■ What to do:
How many lines in the entries below include the string "Cycle"? Answer with the number only.

■ Chart and figure data:
= = =

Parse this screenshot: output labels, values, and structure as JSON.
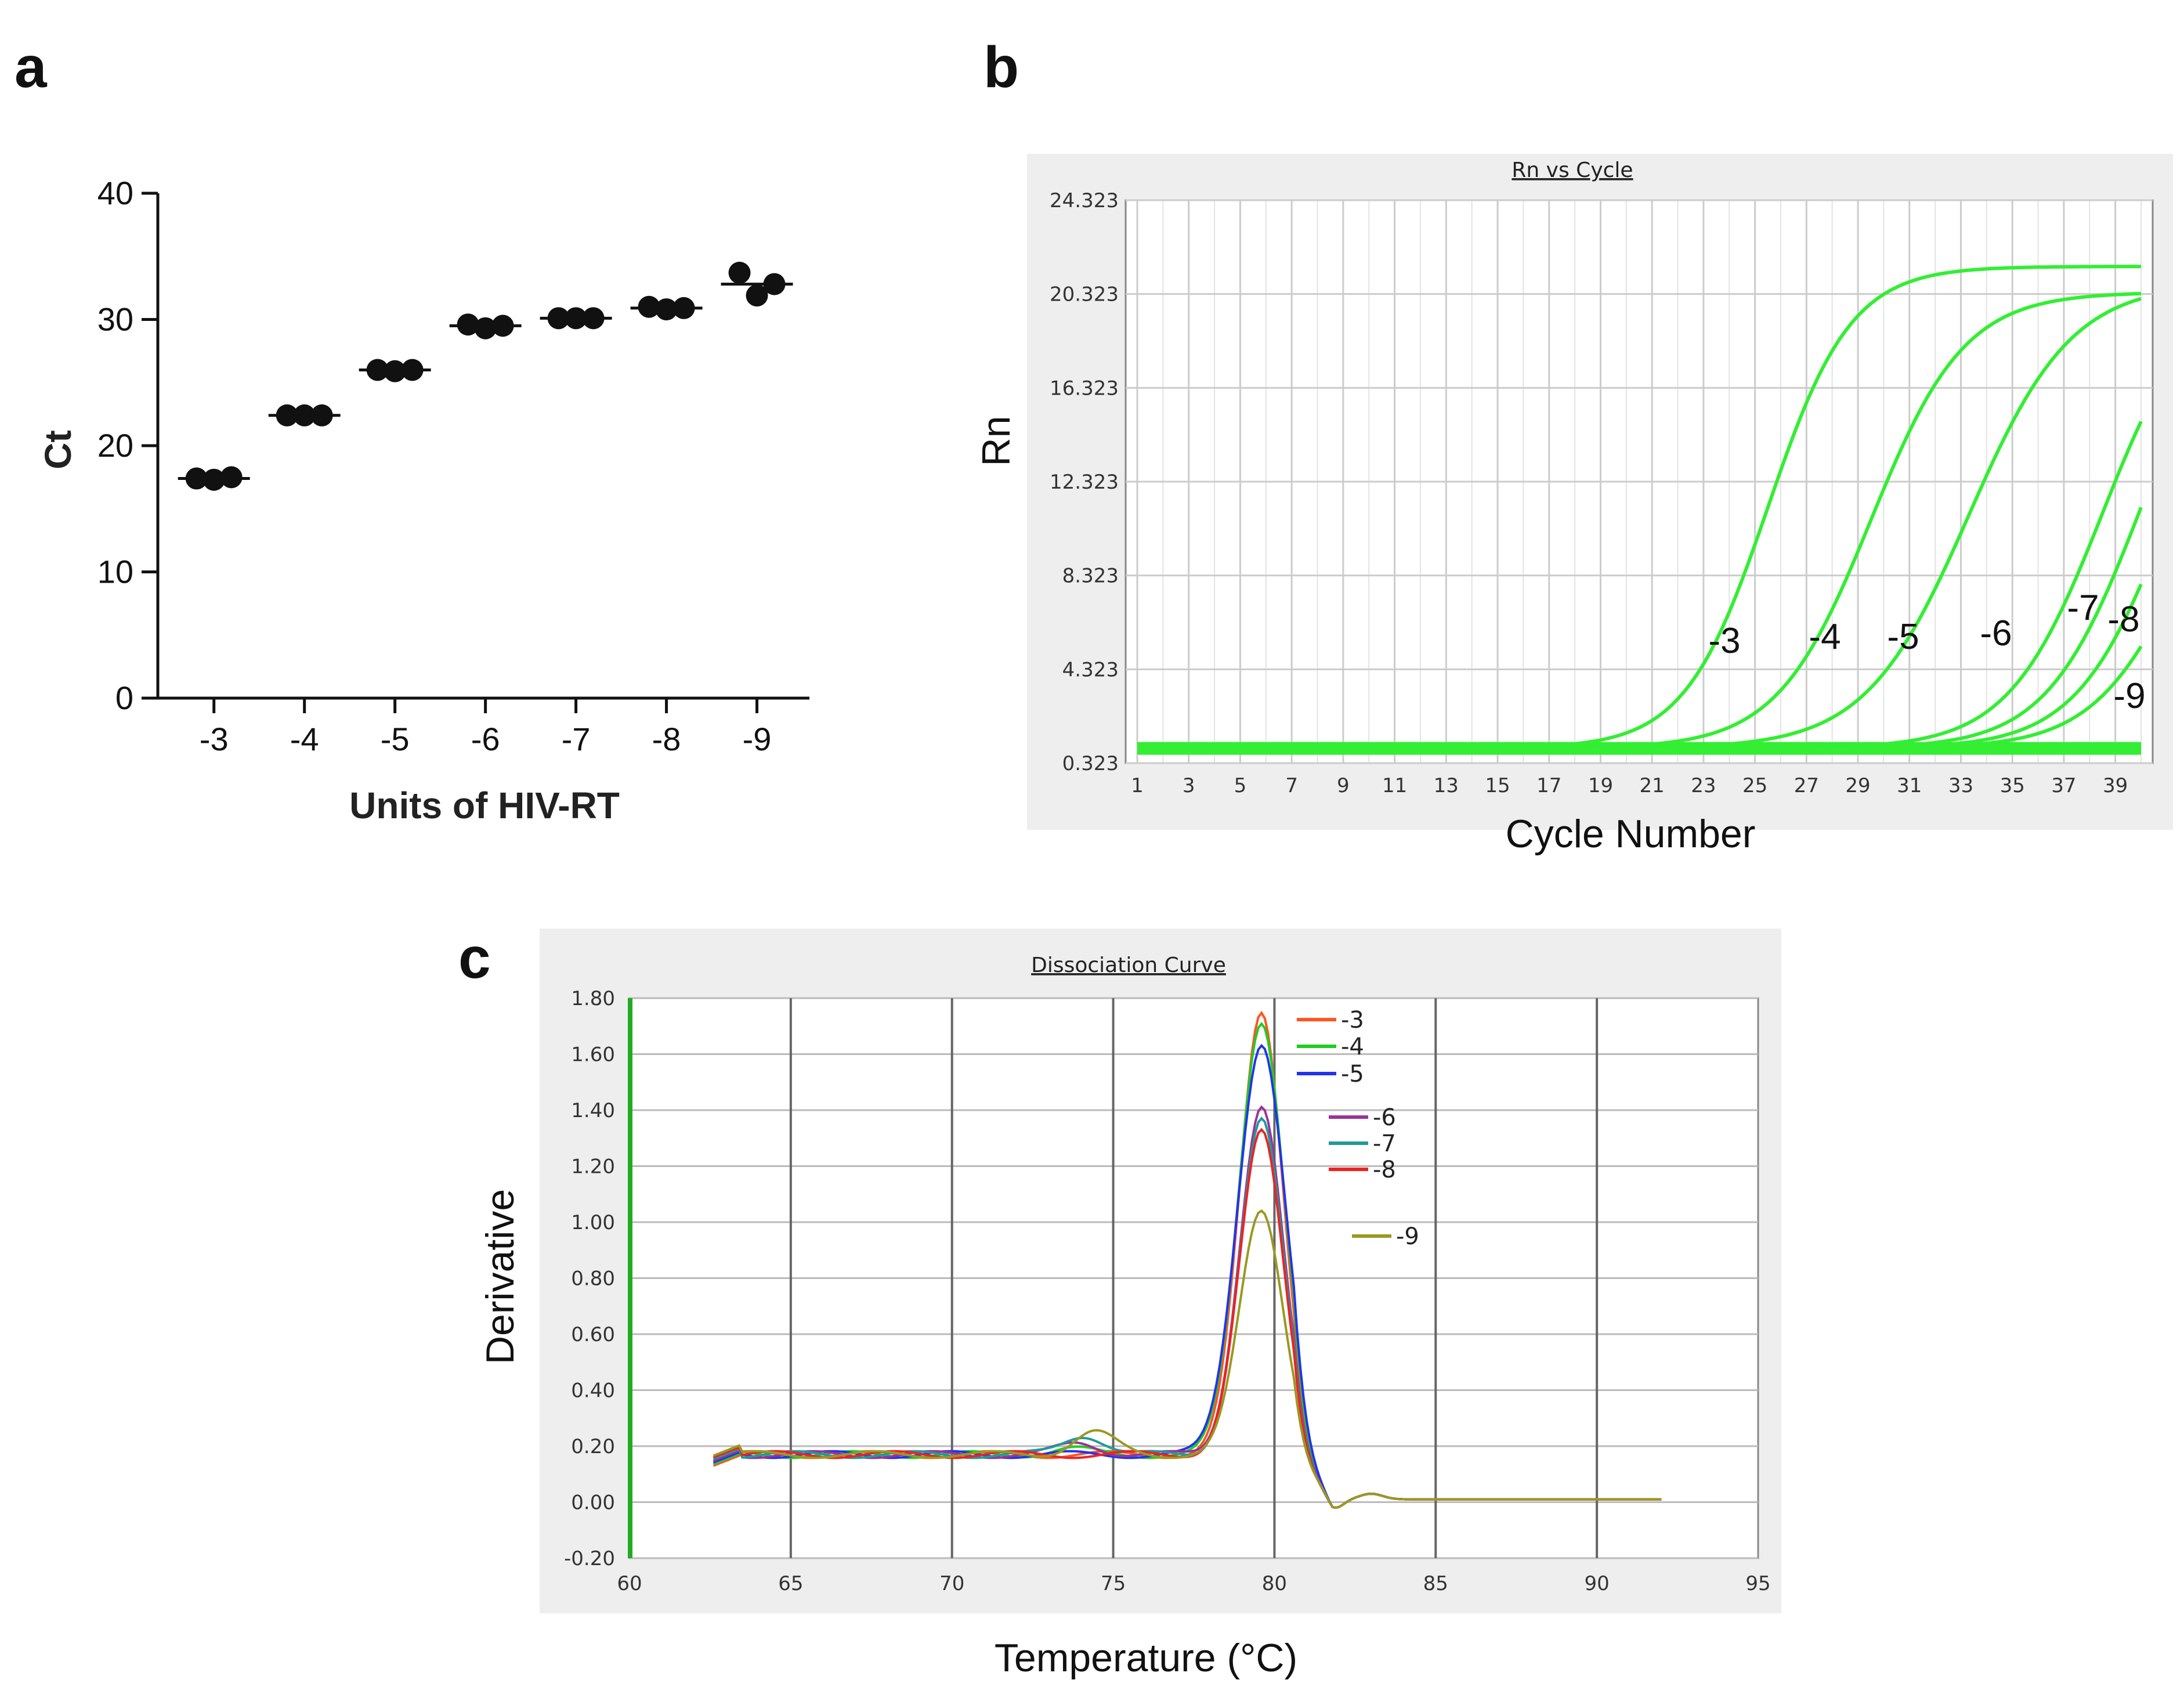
{
  "chart_data": [
    {
      "panel": "a",
      "type": "scatter",
      "title": "",
      "xlabel": "Units of HIV-RT",
      "ylabel": "Ct",
      "categories": [
        "-3",
        "-4",
        "-5",
        "-6",
        "-7",
        "-8",
        "-9"
      ],
      "points": [
        [
          17.4,
          17.3,
          17.5
        ],
        [
          22.4,
          22.4,
          22.4
        ],
        [
          26.0,
          25.9,
          26.0
        ],
        [
          29.6,
          29.3,
          29.5
        ],
        [
          30.1,
          30.1,
          30.1
        ],
        [
          31.0,
          30.8,
          30.9
        ],
        [
          33.7,
          31.9,
          32.8
        ]
      ],
      "means": [
        17.4,
        22.4,
        26.0,
        29.5,
        30.1,
        30.9,
        32.8
      ],
      "ylim": [
        0,
        40
      ],
      "yticks": [
        "0",
        "10",
        "20",
        "30",
        "40"
      ],
      "grid": false
    },
    {
      "panel": "b",
      "type": "line",
      "title": "Rn vs Cycle",
      "xlabel": "Cycle Number",
      "ylabel": "Rn",
      "xlim": [
        1,
        40
      ],
      "ylim": [
        0.323,
        24.323
      ],
      "xticks": [
        "1",
        "3",
        "5",
        "7",
        "9",
        "11",
        "13",
        "15",
        "17",
        "19",
        "21",
        "23",
        "25",
        "27",
        "29",
        "31",
        "33",
        "35",
        "37",
        "39"
      ],
      "yticks": [
        "0.323",
        "4.323",
        "8.323",
        "12.323",
        "16.323",
        "20.323",
        "24.323"
      ],
      "series_color": "#33ee33",
      "baseline": 0.95,
      "series": [
        {
          "name": "-3",
          "midpoint": 25.5,
          "plateau": 21.5,
          "slope": 0.62
        },
        {
          "name": "-4",
          "midpoint": 29.5,
          "plateau": 20.4,
          "slope": 0.55
        },
        {
          "name": "-5",
          "midpoint": 33.3,
          "plateau": 20.8,
          "slope": 0.5
        },
        {
          "name": "-6",
          "midpoint": 38.5,
          "plateau": 21.0,
          "slope": 0.55
        },
        {
          "name": "-7",
          "midpoint": 40.0,
          "plateau": 21.5,
          "slope": 0.55
        },
        {
          "name": "-8",
          "midpoint": 41.2,
          "plateau": 21.5,
          "slope": 0.55
        },
        {
          "name": "-9",
          "midpoint": 41.8,
          "plateau": 17.0,
          "slope": 0.55
        }
      ],
      "annotations": [
        "-3",
        "-4",
        "-5",
        "-6",
        "-7",
        "-8",
        "-9"
      ]
    },
    {
      "panel": "c",
      "type": "line",
      "title": "Dissociation Curve",
      "xlabel": "Temperature (°C)",
      "ylabel": "Derivative",
      "xlim": [
        60,
        95
      ],
      "ylim": [
        -0.2,
        1.8
      ],
      "xticks": [
        "60",
        "65",
        "70",
        "75",
        "80",
        "85",
        "90",
        "95"
      ],
      "yticks": [
        "-0.20",
        "0.00",
        "0.20",
        "0.40",
        "0.60",
        "0.80",
        "1.00",
        "1.20",
        "1.40",
        "1.60",
        "1.80"
      ],
      "series": [
        {
          "name": "-3",
          "color": "#ff5522",
          "peak": 1.75,
          "width": 0.95,
          "bump": 0.0
        },
        {
          "name": "-4",
          "color": "#22cc22",
          "peak": 1.72,
          "width": 1.0,
          "bump": 0.02
        },
        {
          "name": "-5",
          "color": "#2233ee",
          "peak": 1.64,
          "width": 1.05,
          "bump": 0.0
        },
        {
          "name": "-6",
          "color": "#993399",
          "peak": 1.41,
          "width": 0.95,
          "bump": 0.04
        },
        {
          "name": "-7",
          "color": "#229999",
          "peak": 1.36,
          "width": 0.95,
          "bump": 0.07
        },
        {
          "name": "-8",
          "color": "#ee2222",
          "peak": 1.32,
          "width": 0.95,
          "bump": 0.0
        },
        {
          "name": "-9",
          "color": "#999922",
          "peak": 1.04,
          "width": 0.95,
          "bump": 0.08
        }
      ]
    }
  ],
  "labels": {
    "panel_a": "a",
    "panel_b": "b",
    "panel_c": "c"
  }
}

= = =

■ Solved exercise:
2